*To do*
Output every entry exactly as written, skipping any pictures.

*Provided records*
# # # # #
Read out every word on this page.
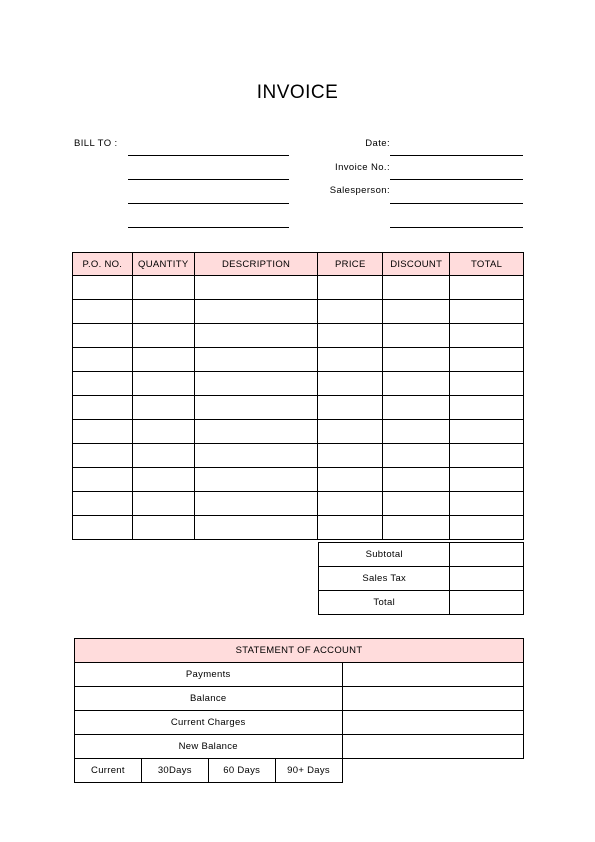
INVOICE
BILL TO :	Date:
Invoice No.:
Salesperson:
P.O. NO.	QUANTITY	DESCRIPTION	PRICE	DISCOUNT	TOTAL

Subtotal	
Sales Tax	
Total	
STATEMENT OF ACCOUNT				
Payments				
Balance				
Current Charges				
New Balance				
Current	30Days	60 Days	90+ Days	
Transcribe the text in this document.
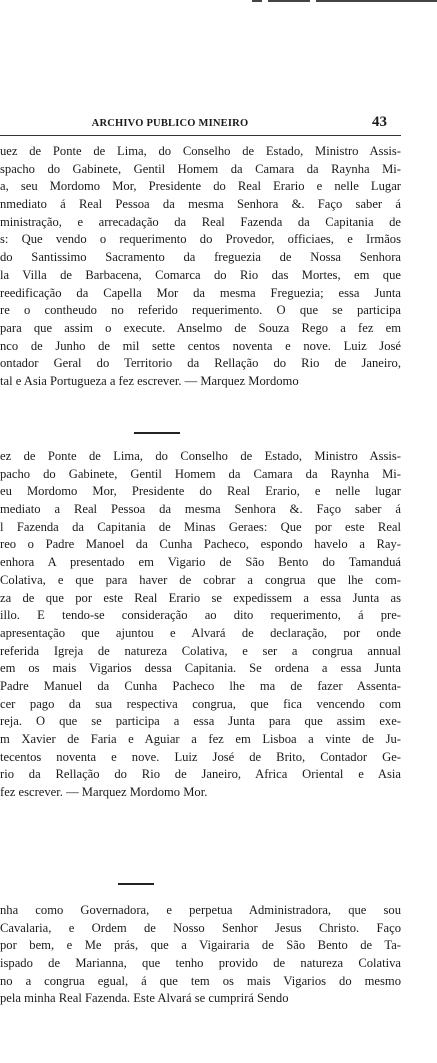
ARCHIVO PUBLICO MINEIRO	43
uez de Ponte de Lima, do Conselho de Estado, Ministro Assis-
spacho do Gabinete, Gentil Homem da Camara da Raynha Mi-
a, seu Mordomo Mor, Presidente do Real Erario e nelle Lugar
nmediato á Real Pessoa da mesma Senhora &. Faço saber á
ministração, e arrecadação da Real Fazenda da Capitania de
s: Que vendo o requerimento do Provedor, officiaes, e Irmãos
do Santissimo Sacramento da freguezia de Nossa Senhora
la Villa de Barbacena, Comarca do Rio das Mortes, em que
reedificação da Capella Mor da mesma Freguezia; essa Junta
re o contheudo no referido requerimento. O que se participa
para que assim o execute. Anselmo de Souza Rego a fez em
nco de Junho de mil sette centos noventa e nove. Luiz José
ontador Geral do Territorio da Rellação do Rio de Janeiro,
tal e Asia Portugueza a fez escrever. — Marquez Mordomo
ez de Ponte de Lima, do Conselho de Estado, Ministro Assis-
pacho do Gabinete, Gentil Homem da Camara da Raynha Mi-
eu Mordomo Mor, Presidente do Real Erario, e nelle lugar
mediato a Real Pessoa da mesma Senhora &. Faço saber á
l Fazenda da Capitania de Minas Geraes: Que por este Real
reo o Padre Manoel da Cunha Pacheco, espondo havelo a Ray-
enhora A presentado em Vigario de São Bento do Tamanduá
Colativa, e que para haver de cobrar a congrua que lhe com-
za de que por este Real Erario se expedissem a essa Junta as
illo. E tendo-se consideração ao dito requerimento, á pre-
apresentação que ajuntou e Alvará de declaração, por onde
referida Igreja de natureza Colativa, e ser a congrua annual
em os mais Vigarios dessa Capitania. Se ordena a essa Junta
Padre Manuel da Cunha Pacheco lhe ma de fazer Assenta-
cer pago da sua respectiva congrua, que fica vencendo com
reja. O que se participa a essa Junta para que assim exe-
m Xavier de Faria e Aguiar a fez em Lisboa a vinte de Ju-
tecentos noventa e nove. Luiz José de Brito, Contador Ge-
rio da Rellação do Rio de Janeiro, Africa Oriental e Asia
fez escrever. — Marquez Mordomo Mor.
nha como Governadora, e perpetua Administradora, que sou
Cavalaria, e Ordem de Nosso Senhor Jesus Christo. Faço
por bem, e Me prás, que a Vigairaria de São Bento de Ta-
ispado de Marianna, que tenho provido de natureza Colativa
no a congrua egual, á que tem os mais Vigarios do mesmo
pela minha Real Fazenda. Este Alvará se cumprirá Sendo
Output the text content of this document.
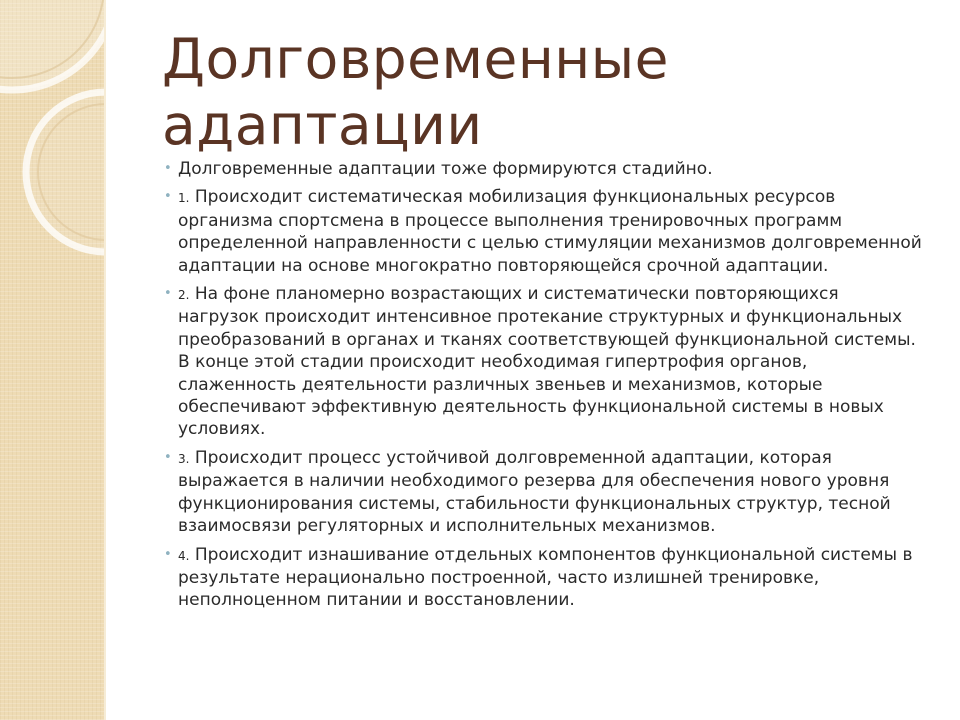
Долговременные адаптации
• Долговременные адаптации тоже формируются стадийно.
• 1. Происходит систематическая мобилизация функциональных ресурсов организма спортсмена в процессе выполнения тренировочных программ определенной направленности с целью стимуляции механизмов долговременной адаптации на основе многократно повторяющейся срочной адаптации.
• 2. На фоне планомерно возрастающих и систематически повторяющихся нагрузок происходит интенсивное протекание структурных и функциональных преобразований в органах и тканях соответствующей функциональной системы. В конце этой стадии происходит необходимая гипертрофия органов, слаженность деятельности различных звеньев и механизмов, которые обеспечивают эффективную деятельность функциональной системы в новых условиях.
• 3. Происходит процесс устойчивой долговременной адаптации, которая выражается в наличии необходимого резерва для обеспечения нового уровня функционирования системы, стабильности функциональных структур, тесной взаимосвязи регуляторных и исполнительных механизмов.
• 4. Происходит изнашивание отдельных компонентов функциональной системы в результате нерационально построенной, часто излишней тренировке, неполноценном питании и восстановлении.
# # # # #
*Answer for the task*
Read out every word on this page.
INVOICE
BILL TO :	Date:
Invoice No.:
Salesperson:
P.O. NO.	QUANTITY	DESCRIPTION	PRICE	DISCOUNT	TOTAL

Subtotal	
Sales Tax	
Total	
STATEMENT OF ACCOUNT				
Payments				
Balance				
Current Charges				
New Balance				
Current	30Days	60 Days	90+ Days	
Transcribe the text in this document.
ARCHIVO PUBLICO MINEIRO	43
uez de Ponte de Lima, do Conselho de Estado, Ministro Assis-
spacho do Gabinete, Gentil Homem da Camara da Raynha Mi-
a, seu Mordomo Mor, Presidente do Real Erario e nelle Lugar
nmediato á Real Pessoa da mesma Senhora &. Faço saber á
ministração, e arrecadação da Real Fazenda da Capitania de
s: Que vendo o requerimento do Provedor, officiaes, e Irmãos
do Santissimo Sacramento da freguezia de Nossa Senhora
la Villa de Barbacena, Comarca do Rio das Mortes, em que
reedificação da Capella Mor da mesma Freguezia; essa Junta
re o contheudo no referido requerimento. O que se participa
para que assim o execute. Anselmo de Souza Rego a fez em
nco de Junho de mil sette centos noventa e nove. Luiz José
ontador Geral do Territorio da Rellação do Rio de Janeiro,
tal e Asia Portugueza a fez escrever. — Marquez Mordomo
ez de Ponte de Lima, do Conselho de Estado, Ministro Assis-
pacho do Gabinete, Gentil Homem da Camara da Raynha Mi-
eu Mordomo Mor, Presidente do Real Erario, e nelle lugar
mediato a Real Pessoa da mesma Senhora &. Faço saber á
l Fazenda da Capitania de Minas Geraes: Que por este Real
reo o Padre Manoel da Cunha Pacheco, espondo havelo a Ray-
enhora A presentado em Vigario de São Bento do Tamanduá
Colativa, e que para haver de cobrar a congrua que lhe com-
za de que por este Real Erario se expedissem a essa Junta as
illo. E tendo-se consideração ao dito requerimento, á pre-
apresentação que ajuntou e Alvará de declaração, por onde
referida Igreja de natureza Colativa, e ser a congrua annual
em os mais Vigarios dessa Capitania. Se ordena a essa Junta
Padre Manuel da Cunha Pacheco lhe ma de fazer Assenta-
cer pago da sua respectiva congrua, que fica vencendo com
reja. O que se participa a essa Junta para que assim exe-
m Xavier de Faria e Aguiar a fez em Lisboa a vinte de Ju-
tecentos noventa e nove. Luiz José de Brito, Contador Ge-
rio da Rellação do Rio de Janeiro, Africa Oriental e Asia
fez escrever. — Marquez Mordomo Mor.
nha como Governadora, e perpetua Administradora, que sou
Cavalaria, e Ordem de Nosso Senhor Jesus Christo. Faço
por bem, e Me prás, que a Vigairaria de São Bento de Ta-
ispado de Marianna, que tenho provido de natureza Colativa
no a congrua egual, á que tem os mais Vigarios do mesmo
pela minha Real Fazenda. Este Alvará se cumprirá Sendo
Output the text content of this document.
Долговременные адаптации
• Долговременные адаптации тоже формируются стадийно.
• 1. Происходит систематическая мобилизация функциональных ресурсов организма спортсмена в процессе выполнения тренировочных программ определенной направленности с целью стимуляции механизмов долговременной адаптации на основе многократно повторяющейся срочной адаптации.
• 2. На фоне планомерно возрастающих и систематически повторяющихся нагрузок происходит интенсивное протекание структурных и функциональных преобразований в органах и тканях соответствующей функциональной системы. В конце этой стадии происходит необходимая гипертрофия органов, слаженность деятельности различных звеньев и механизмов, которые обеспечивают эффективную деятельность функциональной системы в новых условиях.
• 3. Происходит процесс устойчивой долговременной адаптации, которая выражается в наличии необходимого резерва для обеспечения нового уровня функционирования системы, стабильности функциональных структур, тесной взаимосвязи регуляторных и исполнительных механизмов.
• 4. Происходит изнашивание отдельных компонентов функциональной системы в результате нерационально построенной, часто излишней тренировке, неполноценном питании и восстановлении.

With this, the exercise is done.